**TASK REQUIREMENTS**.
Give only the number of lines that hold the word "osaka".

**ITEMS**.

<<<<

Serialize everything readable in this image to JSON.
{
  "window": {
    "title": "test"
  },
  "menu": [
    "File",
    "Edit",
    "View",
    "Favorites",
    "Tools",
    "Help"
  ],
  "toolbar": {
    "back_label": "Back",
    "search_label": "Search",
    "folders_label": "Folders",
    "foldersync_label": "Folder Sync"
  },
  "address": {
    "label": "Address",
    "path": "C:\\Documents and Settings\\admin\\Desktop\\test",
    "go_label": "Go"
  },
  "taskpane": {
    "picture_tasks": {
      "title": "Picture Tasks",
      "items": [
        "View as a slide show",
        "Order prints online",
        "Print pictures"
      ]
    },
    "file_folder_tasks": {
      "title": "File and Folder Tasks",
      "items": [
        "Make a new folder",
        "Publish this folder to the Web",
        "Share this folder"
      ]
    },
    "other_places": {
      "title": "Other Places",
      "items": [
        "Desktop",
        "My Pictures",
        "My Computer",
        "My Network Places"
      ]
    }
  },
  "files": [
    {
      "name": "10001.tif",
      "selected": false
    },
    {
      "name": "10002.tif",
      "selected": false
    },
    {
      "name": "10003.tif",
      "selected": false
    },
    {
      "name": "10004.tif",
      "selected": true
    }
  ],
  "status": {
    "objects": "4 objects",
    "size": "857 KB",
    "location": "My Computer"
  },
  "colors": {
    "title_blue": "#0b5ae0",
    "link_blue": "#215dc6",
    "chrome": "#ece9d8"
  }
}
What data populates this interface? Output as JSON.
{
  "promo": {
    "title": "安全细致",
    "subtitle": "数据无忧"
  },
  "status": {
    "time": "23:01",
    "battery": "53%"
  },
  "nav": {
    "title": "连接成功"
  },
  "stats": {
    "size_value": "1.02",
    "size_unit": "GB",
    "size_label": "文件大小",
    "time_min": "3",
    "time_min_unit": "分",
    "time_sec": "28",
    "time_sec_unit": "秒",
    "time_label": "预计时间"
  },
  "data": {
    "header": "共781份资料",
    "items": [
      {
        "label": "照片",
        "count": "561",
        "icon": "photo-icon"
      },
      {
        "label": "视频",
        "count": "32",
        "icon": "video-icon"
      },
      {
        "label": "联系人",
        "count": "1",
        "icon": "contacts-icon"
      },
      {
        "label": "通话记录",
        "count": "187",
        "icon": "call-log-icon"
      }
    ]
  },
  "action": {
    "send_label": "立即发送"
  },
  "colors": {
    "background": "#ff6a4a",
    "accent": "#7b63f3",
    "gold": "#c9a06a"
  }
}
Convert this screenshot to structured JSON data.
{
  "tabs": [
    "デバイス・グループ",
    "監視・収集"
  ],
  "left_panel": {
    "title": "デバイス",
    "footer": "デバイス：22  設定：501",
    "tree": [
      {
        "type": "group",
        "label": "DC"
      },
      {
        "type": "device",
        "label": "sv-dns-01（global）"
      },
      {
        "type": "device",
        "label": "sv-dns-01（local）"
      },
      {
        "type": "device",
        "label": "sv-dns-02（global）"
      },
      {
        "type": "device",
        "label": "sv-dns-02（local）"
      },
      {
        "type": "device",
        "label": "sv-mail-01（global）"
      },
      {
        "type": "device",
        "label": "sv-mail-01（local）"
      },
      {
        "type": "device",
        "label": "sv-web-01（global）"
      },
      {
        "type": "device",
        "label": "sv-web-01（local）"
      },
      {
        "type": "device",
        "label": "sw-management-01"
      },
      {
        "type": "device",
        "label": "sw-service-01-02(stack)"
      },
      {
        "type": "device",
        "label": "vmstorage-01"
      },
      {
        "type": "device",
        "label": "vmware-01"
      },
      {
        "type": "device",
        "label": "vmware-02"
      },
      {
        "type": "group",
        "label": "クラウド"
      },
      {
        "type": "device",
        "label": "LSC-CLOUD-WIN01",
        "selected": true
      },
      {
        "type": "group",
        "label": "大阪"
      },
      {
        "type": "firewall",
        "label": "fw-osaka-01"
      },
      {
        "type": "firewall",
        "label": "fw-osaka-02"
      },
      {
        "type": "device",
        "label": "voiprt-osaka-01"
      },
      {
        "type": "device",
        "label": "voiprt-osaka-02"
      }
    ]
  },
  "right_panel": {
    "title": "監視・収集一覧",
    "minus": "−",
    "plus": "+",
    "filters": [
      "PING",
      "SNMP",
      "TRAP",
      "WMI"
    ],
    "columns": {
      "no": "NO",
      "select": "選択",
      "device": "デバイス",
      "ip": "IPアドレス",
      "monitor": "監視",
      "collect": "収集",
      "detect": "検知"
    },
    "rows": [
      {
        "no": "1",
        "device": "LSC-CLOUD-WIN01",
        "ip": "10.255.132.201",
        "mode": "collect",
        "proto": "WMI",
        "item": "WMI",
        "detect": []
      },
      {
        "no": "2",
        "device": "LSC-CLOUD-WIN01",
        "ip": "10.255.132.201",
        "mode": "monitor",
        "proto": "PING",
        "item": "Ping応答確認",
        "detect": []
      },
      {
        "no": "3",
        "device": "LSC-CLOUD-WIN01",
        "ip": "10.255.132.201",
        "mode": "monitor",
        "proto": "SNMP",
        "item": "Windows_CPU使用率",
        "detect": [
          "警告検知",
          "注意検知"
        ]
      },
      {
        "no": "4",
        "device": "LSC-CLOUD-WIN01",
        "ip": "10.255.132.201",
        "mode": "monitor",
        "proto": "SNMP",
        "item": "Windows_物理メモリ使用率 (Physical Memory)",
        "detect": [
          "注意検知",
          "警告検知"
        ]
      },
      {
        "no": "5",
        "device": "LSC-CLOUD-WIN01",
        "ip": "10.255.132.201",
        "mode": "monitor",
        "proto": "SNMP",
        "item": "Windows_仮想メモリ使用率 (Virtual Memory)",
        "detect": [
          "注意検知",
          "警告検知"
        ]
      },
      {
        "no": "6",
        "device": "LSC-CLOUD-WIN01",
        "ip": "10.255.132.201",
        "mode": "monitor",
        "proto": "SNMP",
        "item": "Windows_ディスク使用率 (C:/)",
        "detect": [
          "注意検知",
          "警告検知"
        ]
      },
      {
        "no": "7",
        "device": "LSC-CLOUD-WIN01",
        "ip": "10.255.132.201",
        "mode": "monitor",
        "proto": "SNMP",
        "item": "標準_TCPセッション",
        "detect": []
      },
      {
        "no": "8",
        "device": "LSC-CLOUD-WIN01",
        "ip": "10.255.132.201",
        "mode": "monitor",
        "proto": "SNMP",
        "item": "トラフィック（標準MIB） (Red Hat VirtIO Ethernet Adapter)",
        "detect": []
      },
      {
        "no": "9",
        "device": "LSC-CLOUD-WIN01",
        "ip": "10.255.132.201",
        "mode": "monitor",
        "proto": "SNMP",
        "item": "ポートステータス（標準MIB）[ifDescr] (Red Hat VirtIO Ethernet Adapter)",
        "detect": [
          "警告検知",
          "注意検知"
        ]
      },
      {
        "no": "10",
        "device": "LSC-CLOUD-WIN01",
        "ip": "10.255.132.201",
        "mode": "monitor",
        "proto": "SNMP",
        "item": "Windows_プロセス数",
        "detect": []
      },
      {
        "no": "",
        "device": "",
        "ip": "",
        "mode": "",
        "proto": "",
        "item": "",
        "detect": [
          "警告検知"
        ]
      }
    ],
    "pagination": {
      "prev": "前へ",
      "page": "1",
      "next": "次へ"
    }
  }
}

>>>>

**ANSWER TO THIS EXERCISE**.
4